**Problem statement:**
Extract every line that contains the word "être".

# start of Material supplied

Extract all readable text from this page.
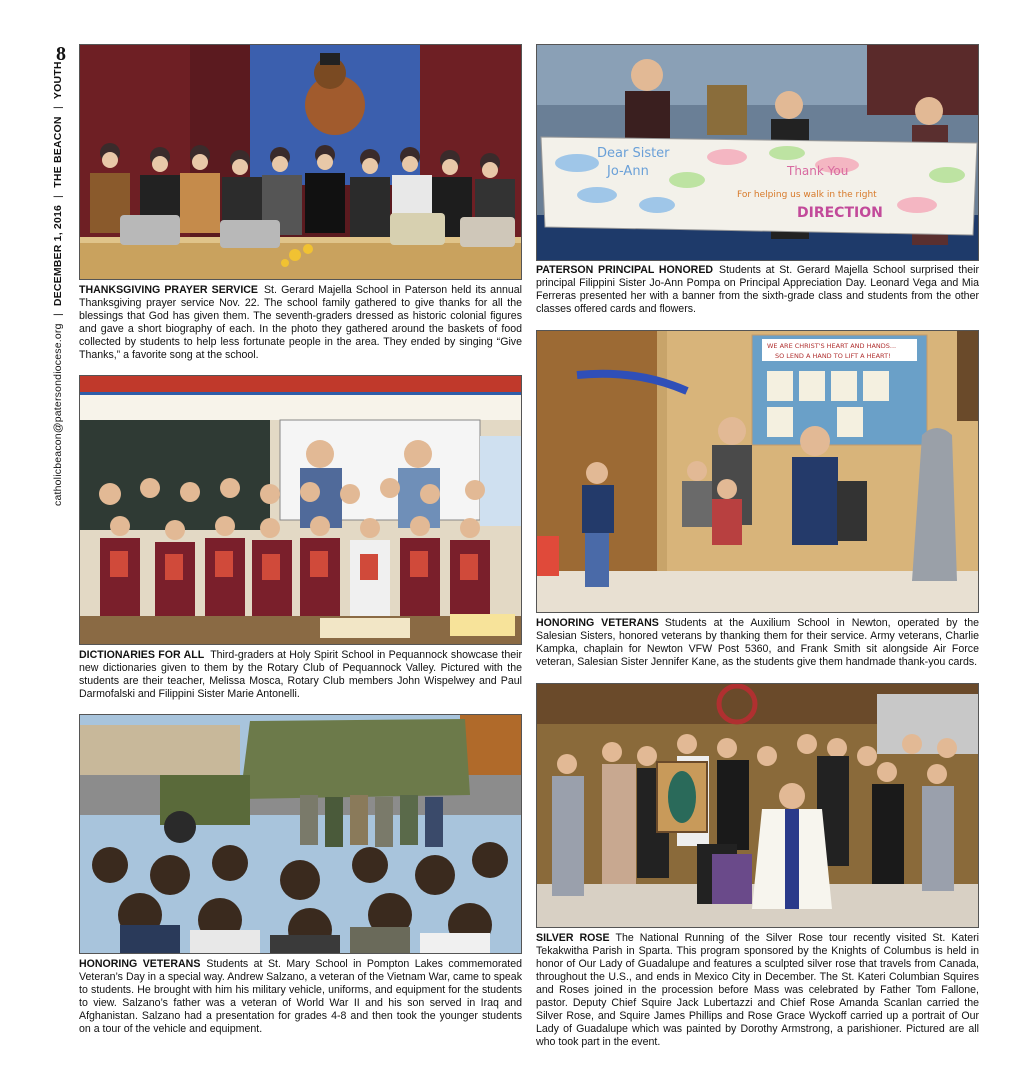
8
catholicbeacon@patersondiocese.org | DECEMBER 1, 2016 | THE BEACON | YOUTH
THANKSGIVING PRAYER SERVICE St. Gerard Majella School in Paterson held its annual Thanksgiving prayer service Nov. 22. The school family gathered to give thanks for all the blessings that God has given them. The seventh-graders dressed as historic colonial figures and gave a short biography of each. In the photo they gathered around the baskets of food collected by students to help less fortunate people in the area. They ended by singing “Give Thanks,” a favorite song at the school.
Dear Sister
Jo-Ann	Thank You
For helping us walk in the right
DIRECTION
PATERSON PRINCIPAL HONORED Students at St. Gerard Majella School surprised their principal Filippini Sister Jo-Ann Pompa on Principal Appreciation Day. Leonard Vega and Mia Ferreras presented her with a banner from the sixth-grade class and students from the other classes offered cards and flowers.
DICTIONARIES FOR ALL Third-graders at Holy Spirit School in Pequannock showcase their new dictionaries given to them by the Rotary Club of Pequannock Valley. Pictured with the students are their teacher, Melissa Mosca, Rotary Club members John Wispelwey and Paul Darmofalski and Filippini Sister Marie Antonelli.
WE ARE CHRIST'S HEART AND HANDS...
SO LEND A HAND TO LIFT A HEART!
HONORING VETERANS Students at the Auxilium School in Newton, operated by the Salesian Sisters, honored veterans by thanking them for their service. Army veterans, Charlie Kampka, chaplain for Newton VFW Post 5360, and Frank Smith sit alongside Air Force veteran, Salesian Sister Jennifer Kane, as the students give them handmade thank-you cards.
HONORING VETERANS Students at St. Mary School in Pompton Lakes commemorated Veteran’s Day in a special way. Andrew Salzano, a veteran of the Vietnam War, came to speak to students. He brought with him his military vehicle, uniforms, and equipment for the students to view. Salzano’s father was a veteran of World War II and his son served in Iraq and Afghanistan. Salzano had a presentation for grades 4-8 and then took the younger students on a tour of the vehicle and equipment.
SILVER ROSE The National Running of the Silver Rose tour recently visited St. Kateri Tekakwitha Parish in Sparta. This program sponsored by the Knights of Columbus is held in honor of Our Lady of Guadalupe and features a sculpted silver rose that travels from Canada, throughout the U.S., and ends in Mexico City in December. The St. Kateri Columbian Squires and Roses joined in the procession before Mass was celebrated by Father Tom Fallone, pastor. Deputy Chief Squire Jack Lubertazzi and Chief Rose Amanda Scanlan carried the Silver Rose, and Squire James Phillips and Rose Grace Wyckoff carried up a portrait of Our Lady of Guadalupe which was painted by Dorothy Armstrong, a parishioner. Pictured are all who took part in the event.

# end of Material supplied
# start of Material supplied

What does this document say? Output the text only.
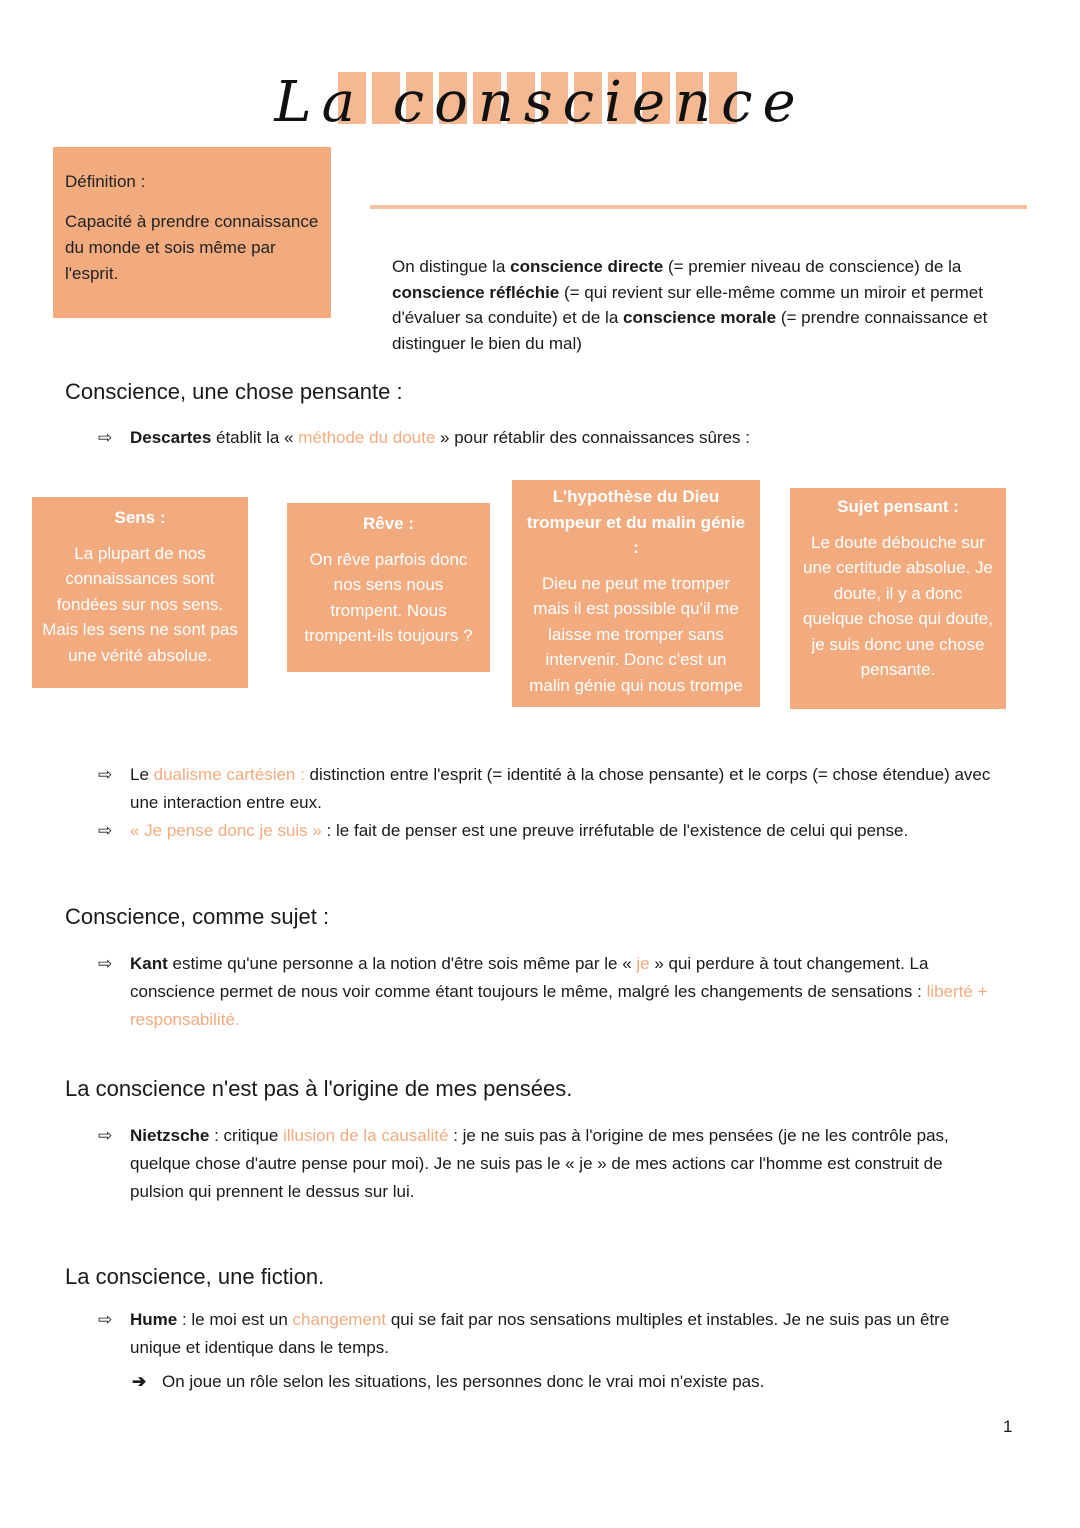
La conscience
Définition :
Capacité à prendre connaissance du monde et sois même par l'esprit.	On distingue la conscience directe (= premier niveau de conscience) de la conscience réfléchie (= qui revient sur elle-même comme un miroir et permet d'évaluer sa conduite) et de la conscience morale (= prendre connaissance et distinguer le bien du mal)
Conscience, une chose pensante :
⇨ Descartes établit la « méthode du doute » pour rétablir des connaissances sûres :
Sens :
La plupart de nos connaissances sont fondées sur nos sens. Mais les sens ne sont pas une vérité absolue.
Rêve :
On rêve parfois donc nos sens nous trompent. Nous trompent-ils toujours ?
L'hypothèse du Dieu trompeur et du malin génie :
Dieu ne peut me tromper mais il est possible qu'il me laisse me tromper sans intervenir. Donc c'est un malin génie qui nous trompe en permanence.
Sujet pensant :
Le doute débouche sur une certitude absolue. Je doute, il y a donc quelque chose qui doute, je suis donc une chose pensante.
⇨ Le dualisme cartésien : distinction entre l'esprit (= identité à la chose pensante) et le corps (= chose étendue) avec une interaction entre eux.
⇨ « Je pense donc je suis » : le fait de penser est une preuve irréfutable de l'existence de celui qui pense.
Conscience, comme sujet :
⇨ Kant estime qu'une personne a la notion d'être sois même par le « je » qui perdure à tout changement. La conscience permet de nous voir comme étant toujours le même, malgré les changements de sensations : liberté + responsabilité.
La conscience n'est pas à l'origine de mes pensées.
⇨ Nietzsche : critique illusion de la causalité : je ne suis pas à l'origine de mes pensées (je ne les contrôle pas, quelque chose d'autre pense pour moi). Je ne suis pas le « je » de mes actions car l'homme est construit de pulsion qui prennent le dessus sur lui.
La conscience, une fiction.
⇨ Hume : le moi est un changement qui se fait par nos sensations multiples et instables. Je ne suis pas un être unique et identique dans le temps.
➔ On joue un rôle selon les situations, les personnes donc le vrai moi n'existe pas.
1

# end of Material supplied

**Solution to the exercise:**
⇨ Kant estime qu'une personne a la notion d'être sois même par le « je » qui perdure à tout changement. La conscience permet de nous voir comme étant toujours le même, malgré les changements de sensations : liberté + responsabilité.
⇨ Hume : le moi est un changement qui se fait par nos sensations multiples et instables. Je ne suis pas un être unique et identique dans le temps.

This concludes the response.